▶ **Your objective**:
Give back every line exactly as it appears, pictures excluded.

Data records:
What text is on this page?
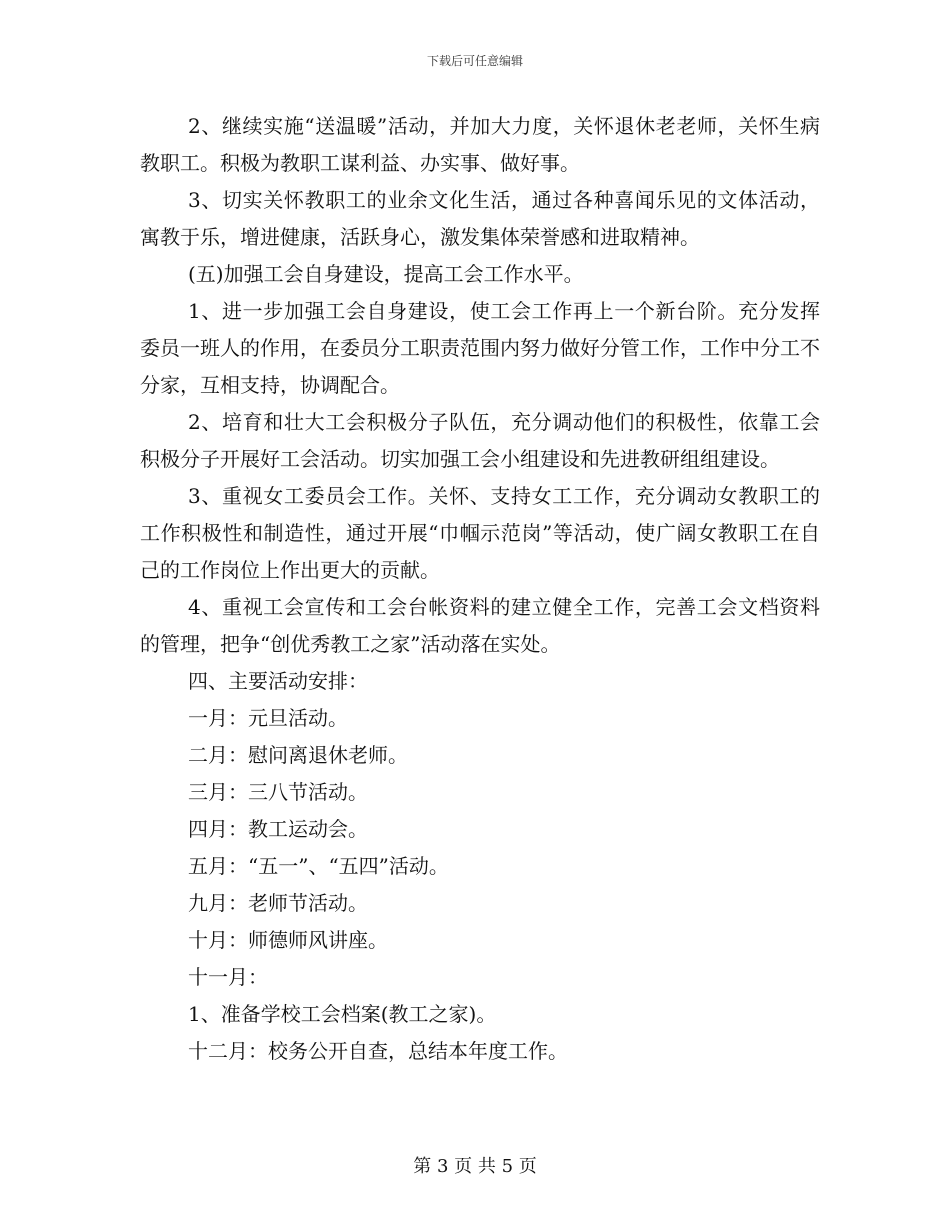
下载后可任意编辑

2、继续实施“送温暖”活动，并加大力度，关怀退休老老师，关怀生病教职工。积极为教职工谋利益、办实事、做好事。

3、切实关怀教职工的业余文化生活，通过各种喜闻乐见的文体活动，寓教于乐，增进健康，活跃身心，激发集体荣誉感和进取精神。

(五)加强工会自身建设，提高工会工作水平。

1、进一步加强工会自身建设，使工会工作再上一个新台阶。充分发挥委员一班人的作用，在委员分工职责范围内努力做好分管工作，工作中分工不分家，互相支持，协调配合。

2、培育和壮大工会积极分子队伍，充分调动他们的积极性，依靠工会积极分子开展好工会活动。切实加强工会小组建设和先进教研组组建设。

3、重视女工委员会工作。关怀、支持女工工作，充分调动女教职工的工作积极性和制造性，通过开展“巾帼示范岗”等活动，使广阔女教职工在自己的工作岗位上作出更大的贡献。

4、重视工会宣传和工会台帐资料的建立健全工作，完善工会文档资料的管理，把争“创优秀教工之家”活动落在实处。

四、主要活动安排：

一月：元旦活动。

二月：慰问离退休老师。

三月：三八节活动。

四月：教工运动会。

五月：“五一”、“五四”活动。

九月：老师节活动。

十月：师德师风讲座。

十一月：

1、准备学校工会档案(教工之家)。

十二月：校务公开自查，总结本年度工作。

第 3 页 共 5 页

▶ **Finished answer**:
What text is on this page?
下载后可任意编辑

2、继续实施“送温暖”活动，并加大力度，关怀退休老老师，关怀生病教职工。积极为教职工谋利益、办实事、做好事。

3、切实关怀教职工的业余文化生活，通过各种喜闻乐见的文体活动，寓教于乐，增进健康，活跃身心，激发集体荣誉感和进取精神。

(五)加强工会自身建设，提高工会工作水平。

1、进一步加强工会自身建设，使工会工作再上一个新台阶。充分发挥委员一班人的作用，在委员分工职责范围内努力做好分管工作，工作中分工不分家，互相支持，协调配合。

2、培育和壮大工会积极分子队伍，充分调动他们的积极性，依靠工会积极分子开展好工会活动。切实加强工会小组建设和先进教研组组建设。

3、重视女工委员会工作。关怀、支持女工工作，充分调动女教职工的工作积极性和制造性，通过开展“巾帼示范岗”等活动，使广阔女教职工在自己的工作岗位上作出更大的贡献。

4、重视工会宣传和工会台帐资料的建立健全工作，完善工会文档资料的管理，把争“创优秀教工之家”活动落在实处。

四、主要活动安排：

一月：元旦活动。

二月：慰问离退休老师。

三月：三八节活动。

四月：教工运动会。

五月：“五一”、“五四”活动。

九月：老师节活动。

十月：师德师风讲座。

十一月：

1、准备学校工会档案(教工之家)。

十二月：校务公开自查，总结本年度工作。

第 3 页 共 5 页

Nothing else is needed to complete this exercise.